# Working data
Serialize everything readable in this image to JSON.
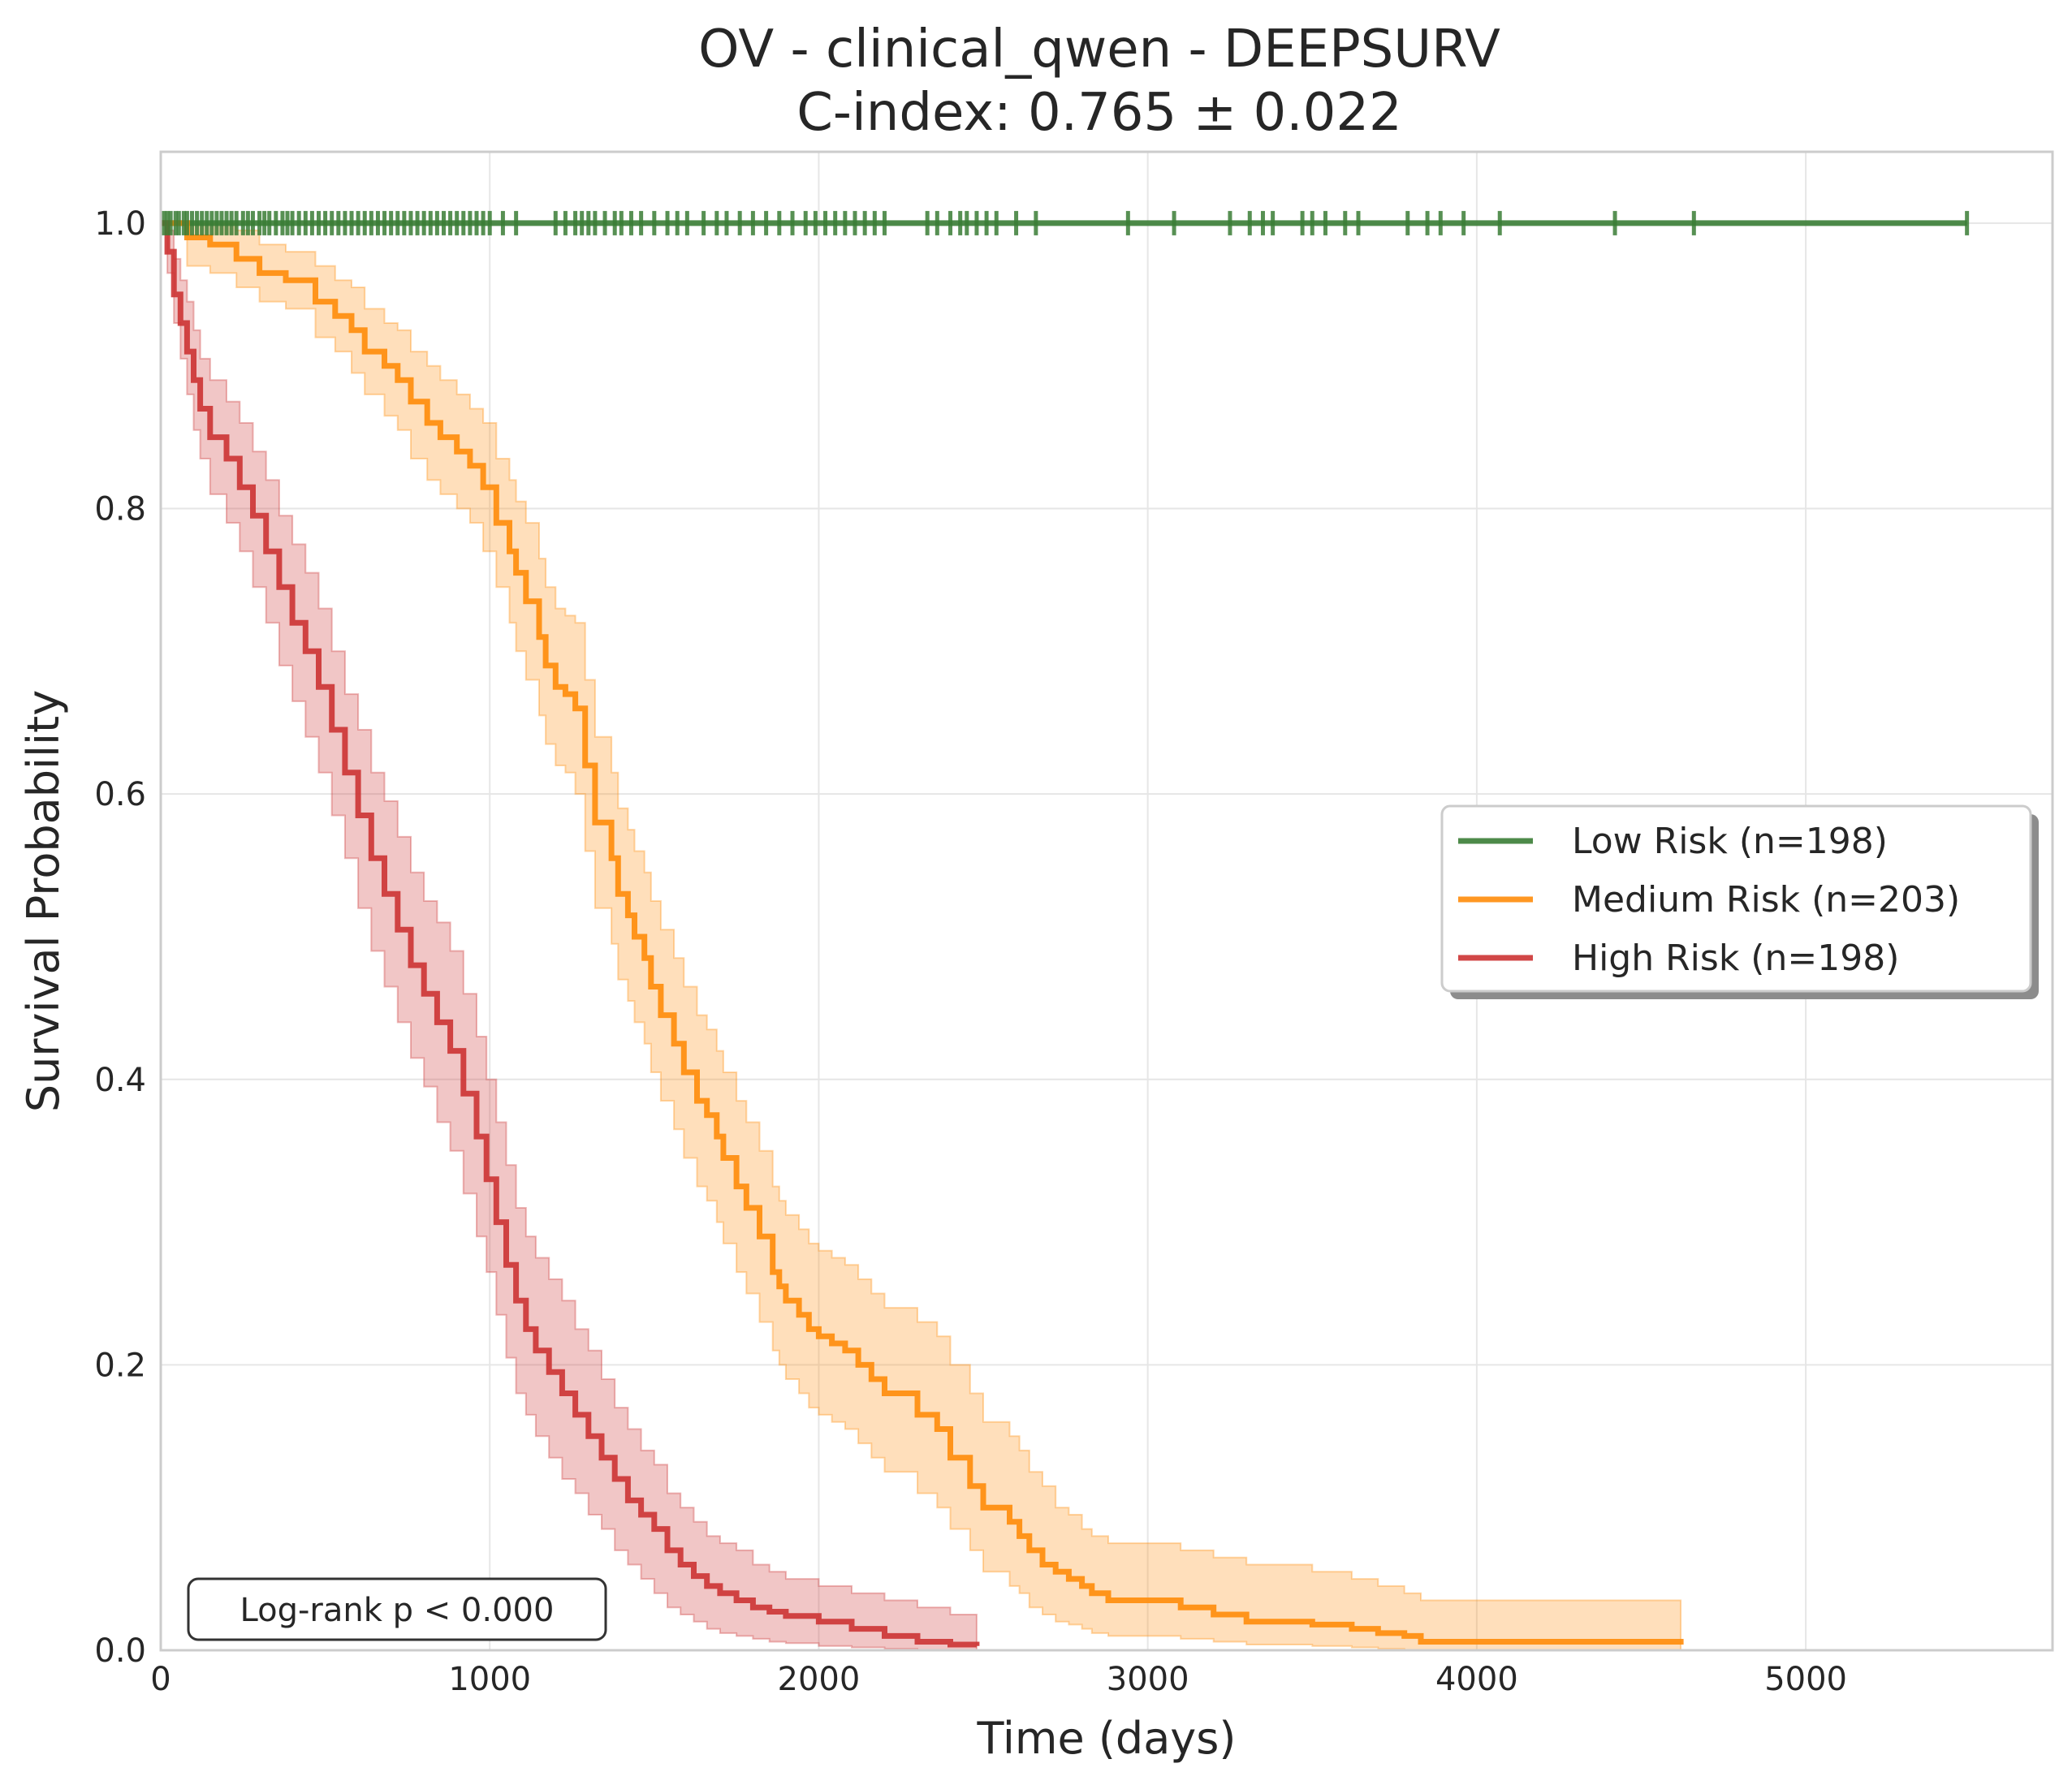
{
  "chart_data": {
    "type": "line",
    "title": "OV - clinical_qwen - DEEPSURV",
    "subtitle": "C-index: 0.765 ± 0.022",
    "xlabel": "Time (days)",
    "ylabel": "Survival Probability",
    "xlim": [
      0,
      5750
    ],
    "ylim": [
      0,
      1.05
    ],
    "x_ticks": [
      0,
      1000,
      2000,
      3000,
      4000,
      5000
    ],
    "x_tick_labels": [
      "0",
      "1000",
      "2000",
      "3000",
      "4000",
      "5000"
    ],
    "y_ticks": [
      0,
      0.2,
      0.4,
      0.6,
      0.8,
      1.0
    ],
    "y_tick_labels": [
      "0.0",
      "0.2",
      "0.4",
      "0.6",
      "0.8",
      "1.0"
    ],
    "grid": true,
    "legend_position": "center-right",
    "annotation": "Log-rank p < 0.000",
    "series": [
      {
        "name": "Low Risk (n=198)",
        "color": "#3a7d35",
        "x": [
          0,
          5490
        ],
        "y": [
          1.0,
          1.0
        ],
        "censor_times": [
          10,
          20,
          30,
          45,
          55,
          70,
          80,
          95,
          110,
          125,
          140,
          155,
          170,
          185,
          200,
          215,
          230,
          250,
          265,
          280,
          300,
          315,
          330,
          350,
          370,
          385,
          400,
          420,
          440,
          460,
          480,
          500,
          520,
          540,
          560,
          580,
          600,
          620,
          640,
          660,
          680,
          700,
          720,
          740,
          760,
          780,
          800,
          820,
          840,
          860,
          880,
          900,
          920,
          940,
          960,
          980,
          1000,
          1040,
          1080,
          1200,
          1230,
          1260,
          1280,
          1300,
          1320,
          1350,
          1380,
          1400,
          1430,
          1460,
          1500,
          1540,
          1570,
          1600,
          1650,
          1690,
          1720,
          1760,
          1800,
          1840,
          1880,
          1920,
          1960,
          1990,
          2020,
          2050,
          2080,
          2110,
          2140,
          2170,
          2200,
          2330,
          2360,
          2400,
          2430,
          2450,
          2480,
          2510,
          2540,
          2600,
          2660,
          2940,
          3080,
          3250,
          3310,
          3350,
          3380,
          3470,
          3500,
          3540,
          3600,
          3640,
          3790,
          3850,
          3890,
          3960,
          4070,
          4420,
          4660,
          5490
        ]
      },
      {
        "name": "Medium Risk (n=203)",
        "color": "#ff8c0a",
        "x": [
          0,
          80,
          150,
          230,
          300,
          380,
          470,
          530,
          580,
          620,
          680,
          720,
          760,
          810,
          850,
          900,
          940,
          980,
          1020,
          1060,
          1080,
          1110,
          1150,
          1170,
          1200,
          1230,
          1260,
          1290,
          1320,
          1370,
          1390,
          1420,
          1440,
          1470,
          1490,
          1520,
          1560,
          1590,
          1630,
          1660,
          1690,
          1710,
          1750,
          1780,
          1820,
          1860,
          1880,
          1900,
          1940,
          1970,
          2000,
          2040,
          2080,
          2120,
          2160,
          2200,
          2300,
          2360,
          2400,
          2460,
          2500,
          2580,
          2610,
          2640,
          2680,
          2720,
          2760,
          2800,
          2830,
          2880,
          3100,
          3200,
          3300,
          3500,
          3620,
          3700,
          3780,
          3830,
          4620
        ],
        "y": [
          1.0,
          0.99,
          0.985,
          0.975,
          0.965,
          0.96,
          0.945,
          0.935,
          0.925,
          0.91,
          0.9,
          0.89,
          0.875,
          0.86,
          0.85,
          0.84,
          0.83,
          0.815,
          0.79,
          0.77,
          0.755,
          0.735,
          0.71,
          0.69,
          0.675,
          0.67,
          0.66,
          0.62,
          0.58,
          0.555,
          0.53,
          0.515,
          0.5,
          0.485,
          0.465,
          0.445,
          0.425,
          0.405,
          0.385,
          0.375,
          0.36,
          0.345,
          0.325,
          0.31,
          0.29,
          0.265,
          0.255,
          0.245,
          0.235,
          0.225,
          0.22,
          0.215,
          0.21,
          0.2,
          0.19,
          0.18,
          0.165,
          0.155,
          0.135,
          0.115,
          0.1,
          0.09,
          0.08,
          0.07,
          0.06,
          0.055,
          0.05,
          0.045,
          0.04,
          0.035,
          0.03,
          0.025,
          0.02,
          0.018,
          0.015,
          0.012,
          0.01,
          0.006,
          0.004
        ],
        "ci_lower": [
          1.0,
          0.97,
          0.965,
          0.955,
          0.945,
          0.94,
          0.92,
          0.91,
          0.895,
          0.88,
          0.865,
          0.855,
          0.835,
          0.82,
          0.81,
          0.8,
          0.79,
          0.77,
          0.745,
          0.72,
          0.7,
          0.68,
          0.655,
          0.635,
          0.62,
          0.615,
          0.6,
          0.56,
          0.52,
          0.495,
          0.47,
          0.455,
          0.44,
          0.425,
          0.405,
          0.385,
          0.365,
          0.345,
          0.325,
          0.315,
          0.3,
          0.285,
          0.265,
          0.25,
          0.23,
          0.21,
          0.2,
          0.19,
          0.18,
          0.17,
          0.165,
          0.16,
          0.155,
          0.145,
          0.135,
          0.125,
          0.11,
          0.1,
          0.085,
          0.07,
          0.055,
          0.045,
          0.04,
          0.03,
          0.025,
          0.02,
          0.018,
          0.015,
          0.012,
          0.01,
          0.008,
          0.006,
          0.004,
          0.003,
          0.002,
          0.001,
          0.0,
          0.0,
          0.0
        ],
        "ci_upper": [
          1.0,
          1.0,
          1.0,
          0.995,
          0.985,
          0.98,
          0.97,
          0.96,
          0.955,
          0.94,
          0.93,
          0.925,
          0.91,
          0.9,
          0.89,
          0.88,
          0.87,
          0.86,
          0.835,
          0.82,
          0.805,
          0.79,
          0.765,
          0.745,
          0.73,
          0.725,
          0.72,
          0.68,
          0.64,
          0.615,
          0.59,
          0.575,
          0.56,
          0.545,
          0.525,
          0.505,
          0.485,
          0.465,
          0.445,
          0.435,
          0.42,
          0.405,
          0.385,
          0.37,
          0.35,
          0.325,
          0.315,
          0.305,
          0.295,
          0.285,
          0.28,
          0.275,
          0.27,
          0.26,
          0.25,
          0.24,
          0.23,
          0.22,
          0.2,
          0.18,
          0.16,
          0.15,
          0.14,
          0.125,
          0.115,
          0.1,
          0.095,
          0.085,
          0.08,
          0.075,
          0.07,
          0.065,
          0.06,
          0.055,
          0.05,
          0.045,
          0.04,
          0.035,
          0.03
        ]
      },
      {
        "name": "High Risk (n=198)",
        "color": "#cc3333",
        "x": [
          0,
          20,
          40,
          60,
          80,
          100,
          120,
          150,
          200,
          240,
          280,
          320,
          360,
          400,
          440,
          480,
          520,
          560,
          600,
          640,
          680,
          720,
          760,
          800,
          840,
          880,
          920,
          960,
          990,
          1020,
          1050,
          1080,
          1110,
          1140,
          1180,
          1220,
          1260,
          1300,
          1340,
          1380,
          1420,
          1460,
          1500,
          1540,
          1580,
          1620,
          1660,
          1700,
          1750,
          1800,
          1850,
          1900,
          2000,
          2100,
          2200,
          2300,
          2400,
          2480
        ],
        "y": [
          1.0,
          0.98,
          0.95,
          0.93,
          0.91,
          0.89,
          0.87,
          0.85,
          0.835,
          0.815,
          0.795,
          0.77,
          0.745,
          0.72,
          0.7,
          0.675,
          0.645,
          0.615,
          0.585,
          0.555,
          0.53,
          0.505,
          0.48,
          0.46,
          0.44,
          0.42,
          0.39,
          0.36,
          0.33,
          0.3,
          0.27,
          0.245,
          0.225,
          0.21,
          0.195,
          0.18,
          0.165,
          0.15,
          0.135,
          0.12,
          0.105,
          0.095,
          0.085,
          0.07,
          0.06,
          0.052,
          0.045,
          0.04,
          0.035,
          0.03,
          0.027,
          0.024,
          0.02,
          0.015,
          0.01,
          0.006,
          0.004,
          0.003
        ],
        "ci_lower": [
          1.0,
          0.965,
          0.93,
          0.905,
          0.88,
          0.855,
          0.835,
          0.81,
          0.79,
          0.77,
          0.745,
          0.72,
          0.69,
          0.665,
          0.64,
          0.615,
          0.585,
          0.555,
          0.52,
          0.49,
          0.465,
          0.44,
          0.415,
          0.395,
          0.37,
          0.35,
          0.32,
          0.29,
          0.265,
          0.235,
          0.205,
          0.18,
          0.165,
          0.15,
          0.135,
          0.12,
          0.11,
          0.095,
          0.085,
          0.07,
          0.06,
          0.05,
          0.04,
          0.03,
          0.025,
          0.02,
          0.015,
          0.012,
          0.01,
          0.008,
          0.006,
          0.005,
          0.003,
          0.002,
          0.001,
          0.0,
          0.0,
          0.0
        ],
        "ci_upper": [
          1.0,
          0.995,
          0.975,
          0.96,
          0.945,
          0.925,
          0.905,
          0.89,
          0.875,
          0.86,
          0.84,
          0.82,
          0.795,
          0.775,
          0.755,
          0.73,
          0.7,
          0.67,
          0.645,
          0.615,
          0.595,
          0.57,
          0.545,
          0.525,
          0.51,
          0.49,
          0.46,
          0.43,
          0.4,
          0.37,
          0.34,
          0.31,
          0.29,
          0.275,
          0.26,
          0.245,
          0.225,
          0.21,
          0.19,
          0.17,
          0.155,
          0.14,
          0.13,
          0.11,
          0.1,
          0.09,
          0.08,
          0.075,
          0.07,
          0.06,
          0.055,
          0.05,
          0.045,
          0.04,
          0.035,
          0.03,
          0.025,
          0.02
        ]
      }
    ]
  }
}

# Aim
Determine how many lines of the listing above hold the word "Risk". Report that number without anything else.

# Written answer
3